◆ **Directions**: Each entry must be reproduced precisely as it stands.

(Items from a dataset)
================
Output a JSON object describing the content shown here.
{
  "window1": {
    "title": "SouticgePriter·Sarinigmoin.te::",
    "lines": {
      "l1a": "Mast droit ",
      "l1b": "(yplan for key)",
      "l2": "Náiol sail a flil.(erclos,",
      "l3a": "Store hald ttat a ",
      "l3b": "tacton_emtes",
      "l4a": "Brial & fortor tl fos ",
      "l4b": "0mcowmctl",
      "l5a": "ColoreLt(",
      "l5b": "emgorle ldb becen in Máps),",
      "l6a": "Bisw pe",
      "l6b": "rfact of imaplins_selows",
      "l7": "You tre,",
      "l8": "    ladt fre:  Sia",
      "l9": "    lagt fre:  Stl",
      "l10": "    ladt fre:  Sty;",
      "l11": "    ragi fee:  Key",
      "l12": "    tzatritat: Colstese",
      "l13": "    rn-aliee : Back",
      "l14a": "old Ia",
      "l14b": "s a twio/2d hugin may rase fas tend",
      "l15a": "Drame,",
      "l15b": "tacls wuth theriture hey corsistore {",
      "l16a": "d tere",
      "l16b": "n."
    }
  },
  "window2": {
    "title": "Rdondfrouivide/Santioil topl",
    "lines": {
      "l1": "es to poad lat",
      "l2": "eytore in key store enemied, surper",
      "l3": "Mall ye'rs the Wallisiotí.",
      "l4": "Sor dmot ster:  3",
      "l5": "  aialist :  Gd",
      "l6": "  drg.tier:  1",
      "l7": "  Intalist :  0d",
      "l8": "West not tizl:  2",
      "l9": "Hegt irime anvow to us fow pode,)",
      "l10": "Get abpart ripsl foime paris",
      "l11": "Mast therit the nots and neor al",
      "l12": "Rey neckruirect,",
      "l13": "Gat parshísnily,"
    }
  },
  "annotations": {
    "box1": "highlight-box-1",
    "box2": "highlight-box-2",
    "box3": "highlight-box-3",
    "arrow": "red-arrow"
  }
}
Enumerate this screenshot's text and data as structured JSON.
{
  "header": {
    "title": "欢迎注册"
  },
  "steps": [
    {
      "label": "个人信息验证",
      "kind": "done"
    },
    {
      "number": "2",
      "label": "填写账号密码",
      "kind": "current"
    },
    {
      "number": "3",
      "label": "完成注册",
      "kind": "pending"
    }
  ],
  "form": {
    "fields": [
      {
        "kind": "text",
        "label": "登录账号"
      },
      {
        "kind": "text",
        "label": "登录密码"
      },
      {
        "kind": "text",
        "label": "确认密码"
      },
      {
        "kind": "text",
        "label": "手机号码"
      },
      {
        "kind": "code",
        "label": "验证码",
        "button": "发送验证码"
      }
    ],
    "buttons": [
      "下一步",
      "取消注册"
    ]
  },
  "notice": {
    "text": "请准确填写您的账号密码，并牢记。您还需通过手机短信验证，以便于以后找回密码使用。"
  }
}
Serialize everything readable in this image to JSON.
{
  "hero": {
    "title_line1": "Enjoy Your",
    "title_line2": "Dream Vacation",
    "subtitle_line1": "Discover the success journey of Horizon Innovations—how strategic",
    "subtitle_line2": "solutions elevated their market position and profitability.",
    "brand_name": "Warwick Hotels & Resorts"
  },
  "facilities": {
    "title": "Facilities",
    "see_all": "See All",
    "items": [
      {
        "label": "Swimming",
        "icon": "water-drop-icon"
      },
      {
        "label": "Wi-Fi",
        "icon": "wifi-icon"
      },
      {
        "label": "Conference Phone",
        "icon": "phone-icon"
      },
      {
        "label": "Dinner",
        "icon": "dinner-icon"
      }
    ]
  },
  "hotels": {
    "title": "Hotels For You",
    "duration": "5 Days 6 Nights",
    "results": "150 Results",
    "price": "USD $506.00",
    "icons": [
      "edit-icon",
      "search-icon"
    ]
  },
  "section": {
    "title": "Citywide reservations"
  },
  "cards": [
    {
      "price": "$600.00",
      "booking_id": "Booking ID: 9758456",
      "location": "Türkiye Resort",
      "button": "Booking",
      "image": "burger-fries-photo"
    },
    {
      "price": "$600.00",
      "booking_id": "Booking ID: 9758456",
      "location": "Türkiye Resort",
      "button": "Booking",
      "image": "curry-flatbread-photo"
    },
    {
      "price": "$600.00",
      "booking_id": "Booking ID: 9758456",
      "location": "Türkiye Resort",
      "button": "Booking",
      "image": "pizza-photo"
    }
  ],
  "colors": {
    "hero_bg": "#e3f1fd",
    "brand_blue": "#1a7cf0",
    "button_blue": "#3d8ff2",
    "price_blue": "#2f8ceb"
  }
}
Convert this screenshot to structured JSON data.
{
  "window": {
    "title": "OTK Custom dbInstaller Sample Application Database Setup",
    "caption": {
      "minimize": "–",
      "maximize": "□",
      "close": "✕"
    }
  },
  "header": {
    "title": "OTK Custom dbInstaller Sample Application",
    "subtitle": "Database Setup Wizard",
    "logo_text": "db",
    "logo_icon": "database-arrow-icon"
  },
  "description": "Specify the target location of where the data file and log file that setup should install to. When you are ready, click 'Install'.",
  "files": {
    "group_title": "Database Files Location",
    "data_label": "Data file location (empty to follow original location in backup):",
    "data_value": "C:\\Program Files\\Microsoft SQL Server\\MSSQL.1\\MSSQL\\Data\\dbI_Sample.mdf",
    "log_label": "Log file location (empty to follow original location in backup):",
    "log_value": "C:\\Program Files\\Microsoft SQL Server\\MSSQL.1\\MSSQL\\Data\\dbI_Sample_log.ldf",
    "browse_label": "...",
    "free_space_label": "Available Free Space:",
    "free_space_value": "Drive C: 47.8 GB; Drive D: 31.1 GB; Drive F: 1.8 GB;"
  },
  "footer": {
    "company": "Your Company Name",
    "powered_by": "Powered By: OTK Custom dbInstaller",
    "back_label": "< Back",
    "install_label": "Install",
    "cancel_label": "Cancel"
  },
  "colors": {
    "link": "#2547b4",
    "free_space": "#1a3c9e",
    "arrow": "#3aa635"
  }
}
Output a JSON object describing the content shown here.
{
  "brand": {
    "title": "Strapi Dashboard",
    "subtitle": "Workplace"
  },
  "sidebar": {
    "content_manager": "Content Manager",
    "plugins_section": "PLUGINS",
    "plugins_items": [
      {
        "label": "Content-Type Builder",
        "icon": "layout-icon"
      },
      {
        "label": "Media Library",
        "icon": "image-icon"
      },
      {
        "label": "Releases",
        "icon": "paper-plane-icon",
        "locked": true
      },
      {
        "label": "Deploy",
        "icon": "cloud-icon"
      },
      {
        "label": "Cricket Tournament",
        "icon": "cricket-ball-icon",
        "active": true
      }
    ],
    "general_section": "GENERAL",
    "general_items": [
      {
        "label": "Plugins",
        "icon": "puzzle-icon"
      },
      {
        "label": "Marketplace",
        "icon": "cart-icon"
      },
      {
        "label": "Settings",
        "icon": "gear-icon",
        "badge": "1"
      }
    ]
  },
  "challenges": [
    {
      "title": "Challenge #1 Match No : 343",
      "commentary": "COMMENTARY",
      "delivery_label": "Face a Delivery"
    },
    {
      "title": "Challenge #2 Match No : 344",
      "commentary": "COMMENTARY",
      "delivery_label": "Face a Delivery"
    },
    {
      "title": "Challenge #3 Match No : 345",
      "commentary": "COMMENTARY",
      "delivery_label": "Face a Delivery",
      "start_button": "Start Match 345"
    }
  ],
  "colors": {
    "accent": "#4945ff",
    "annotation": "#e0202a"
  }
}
================
◆ **Written answer**:
Output a JSON object describing the content shown here.
{
  "window1": {
    "title": "SouticgePriter·Sarinigmoin.te::",
    "lines": {
      "l1a": "Mast droit ",
      "l1b": "(yplan for key)",
      "l2": "Náiol sail a flil.(erclos,",
      "l3a": "Store hald ttat a ",
      "l3b": "tacton_emtes",
      "l4a": "Brial & fortor tl fos ",
      "l4b": "0mcowmctl",
      "l5a": "ColoreLt(",
      "l5b": "emgorle ldb becen in Máps),",
      "l6a": "Bisw pe",
      "l6b": "rfact of imaplins_selows",
      "l7": "You tre,",
      "l8": "    ladt fre:  Sia",
      "l9": "    lagt fre:  Stl",
      "l10": "    ladt fre:  Sty;",
      "l11": "    ragi fee:  Key",
      "l12": "    tzatritat: Colstese",
      "l13": "    rn-aliee : Back",
      "l14a": "old Ia",
      "l14b": "s a twio/2d hugin may rase fas tend",
      "l15a": "Drame,",
      "l15b": "tacls wuth theriture hey corsistore {",
      "l16a": "d tere",
      "l16b": "n."
    }
  },
  "window2": {
    "title": "Rdondfrouivide/Santioil topl",
    "lines": {
      "l1": "es to poad lat",
      "l2": "eytore in key store enemied, surper",
      "l3": "Mall ye'rs the Wallisiotí.",
      "l4": "Sor dmot ster:  3",
      "l5": "  aialist :  Gd",
      "l6": "  drg.tier:  1",
      "l7": "  Intalist :  0d",
      "l8": "West not tizl:  2",
      "l9": "Hegt irime anvow to us fow pode,)",
      "l10": "Get abpart ripsl foime paris",
      "l11": "Mast therit the nots and neor al",
      "l12": "Rey neckruirect,",
      "l13": "Gat parshísnily,"
    }
  },
  "annotations": {
    "box1": "highlight-box-1",
    "box2": "highlight-box-2",
    "box3": "highlight-box-3",
    "arrow": "red-arrow"
  }
}
Enumerate this screenshot's text and data as structured JSON.
{
  "header": {
    "title": "欢迎注册"
  },
  "steps": [
    {
      "label": "个人信息验证",
      "kind": "done"
    },
    {
      "number": "2",
      "label": "填写账号密码",
      "kind": "current"
    },
    {
      "number": "3",
      "label": "完成注册",
      "kind": "pending"
    }
  ],
  "form": {
    "fields": [
      {
        "kind": "text",
        "label": "登录账号"
      },
      {
        "kind": "text",
        "label": "登录密码"
      },
      {
        "kind": "text",
        "label": "确认密码"
      },
      {
        "kind": "text",
        "label": "手机号码"
      },
      {
        "kind": "code",
        "label": "验证码",
        "button": "发送验证码"
      }
    ],
    "buttons": [
      "下一步",
      "取消注册"
    ]
  },
  "notice": {
    "text": "请准确填写您的账号密码，并牢记。您还需通过手机短信验证，以便于以后找回密码使用。"
  }
}
Serialize everything readable in this image to JSON.
{
  "hero": {
    "title_line1": "Enjoy Your",
    "title_line2": "Dream Vacation",
    "subtitle_line1": "Discover the success journey of Horizon Innovations—how strategic",
    "subtitle_line2": "solutions elevated their market position and profitability.",
    "brand_name": "Warwick Hotels & Resorts"
  },
  "facilities": {
    "title": "Facilities",
    "see_all": "See All",
    "items": [
      {
        "label": "Swimming",
        "icon": "water-drop-icon"
      },
      {
        "label": "Wi-Fi",
        "icon": "wifi-icon"
      },
      {
        "label": "Conference Phone",
        "icon": "phone-icon"
      },
      {
        "label": "Dinner",
        "icon": "dinner-icon"
      }
    ]
  },
  "hotels": {
    "title": "Hotels For You",
    "duration": "5 Days 6 Nights",
    "results": "150 Results",
    "price": "USD $506.00",
    "icons": [
      "edit-icon",
      "search-icon"
    ]
  },
  "section": {
    "title": "Citywide reservations"
  },
  "cards": [
    {
      "price": "$600.00",
      "booking_id": "Booking ID: 9758456",
      "location": "Türkiye Resort",
      "button": "Booking",
      "image": "burger-fries-photo"
    },
    {
      "price": "$600.00",
      "booking_id": "Booking ID: 9758456",
      "location": "Türkiye Resort",
      "button": "Booking",
      "image": "curry-flatbread-photo"
    },
    {
      "price": "$600.00",
      "booking_id": "Booking ID: 9758456",
      "location": "Türkiye Resort",
      "button": "Booking",
      "image": "pizza-photo"
    }
  ],
  "colors": {
    "hero_bg": "#e3f1fd",
    "brand_blue": "#1a7cf0",
    "button_blue": "#3d8ff2",
    "price_blue": "#2f8ceb"
  }
}
Convert this screenshot to structured JSON data.
{
  "window": {
    "title": "OTK Custom dbInstaller Sample Application Database Setup",
    "caption": {
      "minimize": "–",
      "maximize": "□",
      "close": "✕"
    }
  },
  "header": {
    "title": "OTK Custom dbInstaller Sample Application",
    "subtitle": "Database Setup Wizard",
    "logo_text": "db",
    "logo_icon": "database-arrow-icon"
  },
  "description": "Specify the target location of where the data file and log file that setup should install to. When you are ready, click 'Install'.",
  "files": {
    "group_title": "Database Files Location",
    "data_label": "Data file location (empty to follow original location in backup):",
    "data_value": "C:\\Program Files\\Microsoft SQL Server\\MSSQL.1\\MSSQL\\Data\\dbI_Sample.mdf",
    "log_label": "Log file location (empty to follow original location in backup):",
    "log_value": "C:\\Program Files\\Microsoft SQL Server\\MSSQL.1\\MSSQL\\Data\\dbI_Sample_log.ldf",
    "browse_label": "...",
    "free_space_label": "Available Free Space:",
    "free_space_value": "Drive C: 47.8 GB; Drive D: 31.1 GB; Drive F: 1.8 GB;"
  },
  "footer": {
    "company": "Your Company Name",
    "powered_by": "Powered By: OTK Custom dbInstaller",
    "back_label": "< Back",
    "install_label": "Install",
    "cancel_label": "Cancel"
  },
  "colors": {
    "link": "#2547b4",
    "free_space": "#1a3c9e",
    "arrow": "#3aa635"
  }
}
Output a JSON object describing the content shown here.
{
  "brand": {
    "title": "Strapi Dashboard",
    "subtitle": "Workplace"
  },
  "sidebar": {
    "content_manager": "Content Manager",
    "plugins_section": "PLUGINS",
    "plugins_items": [
      {
        "label": "Content-Type Builder",
        "icon": "layout-icon"
      },
      {
        "label": "Media Library",
        "icon": "image-icon"
      },
      {
        "label": "Releases",
        "icon": "paper-plane-icon",
        "locked": true
      },
      {
        "label": "Deploy",
        "icon": "cloud-icon"
      },
      {
        "label": "Cricket Tournament",
        "icon": "cricket-ball-icon",
        "active": true
      }
    ],
    "general_section": "GENERAL",
    "general_items": [
      {
        "label": "Plugins",
        "icon": "puzzle-icon"
      },
      {
        "label": "Marketplace",
        "icon": "cart-icon"
      },
      {
        "label": "Settings",
        "icon": "gear-icon",
        "badge": "1"
      }
    ]
  },
  "challenges": [
    {
      "title": "Challenge #1 Match No : 343",
      "commentary": "COMMENTARY",
      "delivery_label": "Face a Delivery"
    },
    {
      "title": "Challenge #2 Match No : 344",
      "commentary": "COMMENTARY",
      "delivery_label": "Face a Delivery"
    },
    {
      "title": "Challenge #3 Match No : 345",
      "commentary": "COMMENTARY",
      "delivery_label": "Face a Delivery",
      "start_button": "Start Match 345"
    }
  ],
  "colors": {
    "accent": "#4945ff",
    "annotation": "#e0202a"
  }
}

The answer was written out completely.